▸ **About this exercise**: Show every line below where "cancer" appears.

(Data entries for graphics)
········
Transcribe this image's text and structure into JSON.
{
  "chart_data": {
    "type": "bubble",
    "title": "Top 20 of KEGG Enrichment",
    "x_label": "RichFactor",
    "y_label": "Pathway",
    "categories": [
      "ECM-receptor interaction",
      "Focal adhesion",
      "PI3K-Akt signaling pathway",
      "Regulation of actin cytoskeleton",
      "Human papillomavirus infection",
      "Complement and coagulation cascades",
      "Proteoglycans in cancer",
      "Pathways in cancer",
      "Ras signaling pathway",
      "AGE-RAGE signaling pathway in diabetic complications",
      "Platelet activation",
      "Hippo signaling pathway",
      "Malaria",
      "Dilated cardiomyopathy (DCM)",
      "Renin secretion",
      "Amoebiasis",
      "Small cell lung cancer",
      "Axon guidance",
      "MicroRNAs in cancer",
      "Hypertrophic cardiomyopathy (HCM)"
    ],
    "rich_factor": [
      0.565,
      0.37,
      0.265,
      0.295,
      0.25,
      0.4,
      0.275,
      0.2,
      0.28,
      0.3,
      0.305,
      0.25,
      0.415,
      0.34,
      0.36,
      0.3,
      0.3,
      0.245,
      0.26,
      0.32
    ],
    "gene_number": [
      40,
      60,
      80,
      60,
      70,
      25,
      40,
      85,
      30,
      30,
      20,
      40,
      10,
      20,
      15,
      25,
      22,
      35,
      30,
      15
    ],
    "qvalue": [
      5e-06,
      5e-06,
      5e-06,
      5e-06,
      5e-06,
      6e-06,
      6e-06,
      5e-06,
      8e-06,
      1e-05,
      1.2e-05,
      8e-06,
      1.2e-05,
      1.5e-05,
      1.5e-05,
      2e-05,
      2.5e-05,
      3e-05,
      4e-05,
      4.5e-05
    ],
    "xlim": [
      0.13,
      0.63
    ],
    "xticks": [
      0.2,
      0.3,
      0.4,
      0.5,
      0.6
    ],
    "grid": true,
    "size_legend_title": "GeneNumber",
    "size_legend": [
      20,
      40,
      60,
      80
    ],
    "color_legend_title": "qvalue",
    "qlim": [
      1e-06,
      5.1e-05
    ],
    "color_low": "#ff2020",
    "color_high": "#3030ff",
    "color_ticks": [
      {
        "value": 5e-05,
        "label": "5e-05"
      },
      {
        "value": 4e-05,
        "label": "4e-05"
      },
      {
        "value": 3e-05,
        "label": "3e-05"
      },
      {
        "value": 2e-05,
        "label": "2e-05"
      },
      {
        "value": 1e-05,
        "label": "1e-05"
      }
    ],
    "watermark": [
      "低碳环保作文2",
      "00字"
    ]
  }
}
········
▸ **Response**:
      "Proteoglycans in cancer",
      "Pathways in cancer",
      "Small cell lung cancer",
      "MicroRNAs in cancer",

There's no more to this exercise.